[Collected data]
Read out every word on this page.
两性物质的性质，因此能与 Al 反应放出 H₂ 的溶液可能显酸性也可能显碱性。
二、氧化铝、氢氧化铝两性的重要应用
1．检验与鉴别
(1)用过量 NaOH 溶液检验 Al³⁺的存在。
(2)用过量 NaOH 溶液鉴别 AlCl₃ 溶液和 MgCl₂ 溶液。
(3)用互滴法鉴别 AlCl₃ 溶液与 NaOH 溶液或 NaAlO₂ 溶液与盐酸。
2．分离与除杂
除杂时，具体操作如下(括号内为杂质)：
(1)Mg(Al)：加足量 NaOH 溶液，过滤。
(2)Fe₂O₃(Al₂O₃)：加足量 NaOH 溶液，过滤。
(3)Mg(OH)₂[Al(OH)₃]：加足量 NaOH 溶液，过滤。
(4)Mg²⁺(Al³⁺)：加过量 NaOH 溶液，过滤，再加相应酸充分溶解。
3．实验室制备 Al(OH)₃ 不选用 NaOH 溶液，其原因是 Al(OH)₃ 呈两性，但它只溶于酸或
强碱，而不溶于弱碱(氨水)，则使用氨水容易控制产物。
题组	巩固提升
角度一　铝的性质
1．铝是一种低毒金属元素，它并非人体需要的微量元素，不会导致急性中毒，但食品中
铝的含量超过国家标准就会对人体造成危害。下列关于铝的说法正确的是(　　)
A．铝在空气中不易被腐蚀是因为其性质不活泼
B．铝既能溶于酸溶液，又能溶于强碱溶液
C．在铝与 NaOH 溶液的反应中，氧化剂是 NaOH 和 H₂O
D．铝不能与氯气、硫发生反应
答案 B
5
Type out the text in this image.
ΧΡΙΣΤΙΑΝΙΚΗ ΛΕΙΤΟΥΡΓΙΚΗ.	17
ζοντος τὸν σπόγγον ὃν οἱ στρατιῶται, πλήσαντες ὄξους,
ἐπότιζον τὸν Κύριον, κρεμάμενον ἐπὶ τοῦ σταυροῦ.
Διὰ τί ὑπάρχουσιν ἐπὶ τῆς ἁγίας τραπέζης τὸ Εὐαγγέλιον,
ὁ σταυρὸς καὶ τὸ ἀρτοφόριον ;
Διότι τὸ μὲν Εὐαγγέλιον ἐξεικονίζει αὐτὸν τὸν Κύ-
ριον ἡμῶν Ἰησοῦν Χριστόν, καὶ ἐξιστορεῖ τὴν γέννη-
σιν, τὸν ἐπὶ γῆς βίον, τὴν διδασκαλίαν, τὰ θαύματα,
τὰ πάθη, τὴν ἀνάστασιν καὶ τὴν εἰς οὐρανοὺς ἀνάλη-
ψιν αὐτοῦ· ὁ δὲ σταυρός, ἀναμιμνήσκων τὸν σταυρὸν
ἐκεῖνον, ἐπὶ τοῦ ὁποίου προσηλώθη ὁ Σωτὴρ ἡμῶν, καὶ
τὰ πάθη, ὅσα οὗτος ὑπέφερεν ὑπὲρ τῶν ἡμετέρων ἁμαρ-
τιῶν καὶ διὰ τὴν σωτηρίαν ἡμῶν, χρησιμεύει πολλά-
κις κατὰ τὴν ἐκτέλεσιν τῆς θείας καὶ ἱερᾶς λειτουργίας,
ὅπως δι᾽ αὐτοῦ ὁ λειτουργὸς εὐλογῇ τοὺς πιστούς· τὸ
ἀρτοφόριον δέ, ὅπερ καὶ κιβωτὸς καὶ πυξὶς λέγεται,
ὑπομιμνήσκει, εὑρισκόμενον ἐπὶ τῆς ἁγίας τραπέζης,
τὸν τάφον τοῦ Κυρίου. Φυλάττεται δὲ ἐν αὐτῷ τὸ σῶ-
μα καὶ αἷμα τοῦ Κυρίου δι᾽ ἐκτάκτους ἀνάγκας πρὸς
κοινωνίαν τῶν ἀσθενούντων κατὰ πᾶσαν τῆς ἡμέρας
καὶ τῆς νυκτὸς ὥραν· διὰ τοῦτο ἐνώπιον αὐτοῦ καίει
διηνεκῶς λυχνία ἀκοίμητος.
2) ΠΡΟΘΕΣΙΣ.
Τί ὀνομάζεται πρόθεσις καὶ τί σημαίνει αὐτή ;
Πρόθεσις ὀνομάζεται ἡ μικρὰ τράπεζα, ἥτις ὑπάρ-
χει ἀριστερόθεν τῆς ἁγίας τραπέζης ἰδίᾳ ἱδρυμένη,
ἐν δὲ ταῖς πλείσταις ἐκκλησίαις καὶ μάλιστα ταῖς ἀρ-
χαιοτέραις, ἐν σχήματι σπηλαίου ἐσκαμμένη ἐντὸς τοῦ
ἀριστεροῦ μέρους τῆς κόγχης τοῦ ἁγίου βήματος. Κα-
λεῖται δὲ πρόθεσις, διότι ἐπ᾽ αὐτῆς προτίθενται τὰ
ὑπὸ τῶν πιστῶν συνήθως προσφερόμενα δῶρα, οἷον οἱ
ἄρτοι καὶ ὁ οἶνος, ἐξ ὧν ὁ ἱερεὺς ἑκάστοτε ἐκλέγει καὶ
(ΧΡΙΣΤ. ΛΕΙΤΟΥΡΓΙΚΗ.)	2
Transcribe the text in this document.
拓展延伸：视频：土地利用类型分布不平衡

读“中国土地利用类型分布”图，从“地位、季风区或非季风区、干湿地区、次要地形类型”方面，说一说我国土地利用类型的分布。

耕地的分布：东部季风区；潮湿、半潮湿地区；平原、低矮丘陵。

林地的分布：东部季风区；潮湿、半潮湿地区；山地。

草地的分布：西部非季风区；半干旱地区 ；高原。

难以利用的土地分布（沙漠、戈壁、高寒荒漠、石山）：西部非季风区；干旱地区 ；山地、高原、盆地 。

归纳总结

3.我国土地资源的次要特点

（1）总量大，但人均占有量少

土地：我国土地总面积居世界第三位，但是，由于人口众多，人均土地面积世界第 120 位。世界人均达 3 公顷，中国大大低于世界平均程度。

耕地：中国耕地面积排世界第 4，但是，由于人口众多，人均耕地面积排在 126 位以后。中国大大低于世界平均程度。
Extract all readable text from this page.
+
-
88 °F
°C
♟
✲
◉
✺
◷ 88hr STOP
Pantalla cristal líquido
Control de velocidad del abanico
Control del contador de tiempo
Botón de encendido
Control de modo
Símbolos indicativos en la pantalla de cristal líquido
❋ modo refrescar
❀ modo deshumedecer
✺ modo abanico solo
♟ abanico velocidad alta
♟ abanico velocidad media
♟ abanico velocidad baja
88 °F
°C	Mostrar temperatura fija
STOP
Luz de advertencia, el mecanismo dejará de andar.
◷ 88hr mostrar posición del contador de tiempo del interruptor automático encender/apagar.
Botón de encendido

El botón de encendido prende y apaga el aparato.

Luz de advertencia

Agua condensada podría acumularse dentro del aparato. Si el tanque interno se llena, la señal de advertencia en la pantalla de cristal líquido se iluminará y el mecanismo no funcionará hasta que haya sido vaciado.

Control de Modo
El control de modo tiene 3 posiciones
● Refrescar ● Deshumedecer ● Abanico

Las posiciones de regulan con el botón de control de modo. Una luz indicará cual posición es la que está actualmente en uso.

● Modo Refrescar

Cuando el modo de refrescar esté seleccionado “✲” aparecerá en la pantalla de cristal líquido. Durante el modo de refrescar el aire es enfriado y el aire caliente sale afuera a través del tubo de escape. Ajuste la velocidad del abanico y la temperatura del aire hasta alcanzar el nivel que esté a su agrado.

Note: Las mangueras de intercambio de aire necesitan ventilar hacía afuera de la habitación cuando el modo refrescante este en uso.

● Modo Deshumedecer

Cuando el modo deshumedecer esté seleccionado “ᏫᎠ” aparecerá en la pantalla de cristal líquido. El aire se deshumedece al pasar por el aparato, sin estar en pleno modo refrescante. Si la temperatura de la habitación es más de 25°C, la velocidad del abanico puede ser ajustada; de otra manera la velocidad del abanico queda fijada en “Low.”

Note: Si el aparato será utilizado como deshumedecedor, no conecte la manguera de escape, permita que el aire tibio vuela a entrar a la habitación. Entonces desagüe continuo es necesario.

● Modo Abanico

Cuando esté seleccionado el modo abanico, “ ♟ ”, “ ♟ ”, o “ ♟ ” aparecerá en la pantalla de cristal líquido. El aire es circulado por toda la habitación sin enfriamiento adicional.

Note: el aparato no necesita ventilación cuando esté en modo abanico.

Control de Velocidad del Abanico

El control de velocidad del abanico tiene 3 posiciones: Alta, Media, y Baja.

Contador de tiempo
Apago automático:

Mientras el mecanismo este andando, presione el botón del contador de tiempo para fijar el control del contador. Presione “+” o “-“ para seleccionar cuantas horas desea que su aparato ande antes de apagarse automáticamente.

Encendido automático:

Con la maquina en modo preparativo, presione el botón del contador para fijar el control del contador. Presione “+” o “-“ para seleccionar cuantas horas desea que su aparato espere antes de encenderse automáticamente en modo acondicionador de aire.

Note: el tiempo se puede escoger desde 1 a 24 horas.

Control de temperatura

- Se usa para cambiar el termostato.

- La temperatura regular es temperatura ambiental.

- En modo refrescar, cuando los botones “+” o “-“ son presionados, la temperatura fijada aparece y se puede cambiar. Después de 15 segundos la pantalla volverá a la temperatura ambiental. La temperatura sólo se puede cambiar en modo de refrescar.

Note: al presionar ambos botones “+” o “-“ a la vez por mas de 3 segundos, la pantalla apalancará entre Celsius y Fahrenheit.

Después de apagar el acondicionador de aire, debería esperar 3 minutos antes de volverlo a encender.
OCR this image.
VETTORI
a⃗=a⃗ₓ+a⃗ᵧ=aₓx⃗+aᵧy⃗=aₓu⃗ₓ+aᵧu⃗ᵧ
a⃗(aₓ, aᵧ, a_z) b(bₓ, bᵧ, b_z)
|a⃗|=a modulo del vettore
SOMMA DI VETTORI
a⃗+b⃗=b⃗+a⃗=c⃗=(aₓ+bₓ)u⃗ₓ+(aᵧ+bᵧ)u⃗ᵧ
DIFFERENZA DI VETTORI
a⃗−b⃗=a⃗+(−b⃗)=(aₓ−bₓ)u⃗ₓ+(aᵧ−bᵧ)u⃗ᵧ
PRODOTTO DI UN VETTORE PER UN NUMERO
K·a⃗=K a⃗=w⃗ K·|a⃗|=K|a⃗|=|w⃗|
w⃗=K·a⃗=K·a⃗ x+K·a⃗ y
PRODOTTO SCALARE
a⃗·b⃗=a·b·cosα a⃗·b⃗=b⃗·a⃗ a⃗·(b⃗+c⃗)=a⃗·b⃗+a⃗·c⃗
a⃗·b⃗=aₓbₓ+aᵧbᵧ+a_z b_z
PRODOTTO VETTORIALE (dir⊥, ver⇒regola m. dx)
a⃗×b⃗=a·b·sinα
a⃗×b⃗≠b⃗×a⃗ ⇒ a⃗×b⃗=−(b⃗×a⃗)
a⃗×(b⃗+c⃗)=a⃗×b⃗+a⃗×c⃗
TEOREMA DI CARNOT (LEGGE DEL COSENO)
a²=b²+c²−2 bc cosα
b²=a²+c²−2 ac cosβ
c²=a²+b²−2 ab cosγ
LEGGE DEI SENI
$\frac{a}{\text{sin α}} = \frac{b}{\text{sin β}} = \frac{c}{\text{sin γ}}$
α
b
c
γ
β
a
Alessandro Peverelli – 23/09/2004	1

__Requirements__.
Return every line holding the word "NaOH" from the records.

__Solution for this problem__.
(1)用过量 NaOH 溶液检验 Al³⁺的存在。
(2)用过量 NaOH 溶液鉴别 AlCl₃ 溶液和 MgCl₂ 溶液。
(3)用互滴法鉴别 AlCl₃ 溶液与 NaOH 溶液或 NaAlO₂ 溶液与盐酸。
(1)Mg(Al)：加足量 NaOH 溶液，过滤。
(2)Fe₂O₃(Al₂O₃)：加足量 NaOH 溶液，过滤。
(3)Mg(OH)₂[Al(OH)₃]：加足量 NaOH 溶液，过滤。
(4)Mg²⁺(Al³⁺)：加过量 NaOH 溶液，过滤，再加相应酸充分溶解。
3．实验室制备 Al(OH)₃ 不选用 NaOH 溶液，其原因是 Al(OH)₃ 呈两性，但它只溶于酸或
C．在铝与 NaOH 溶液的反应中，氧化剂是 NaOH 和 H₂O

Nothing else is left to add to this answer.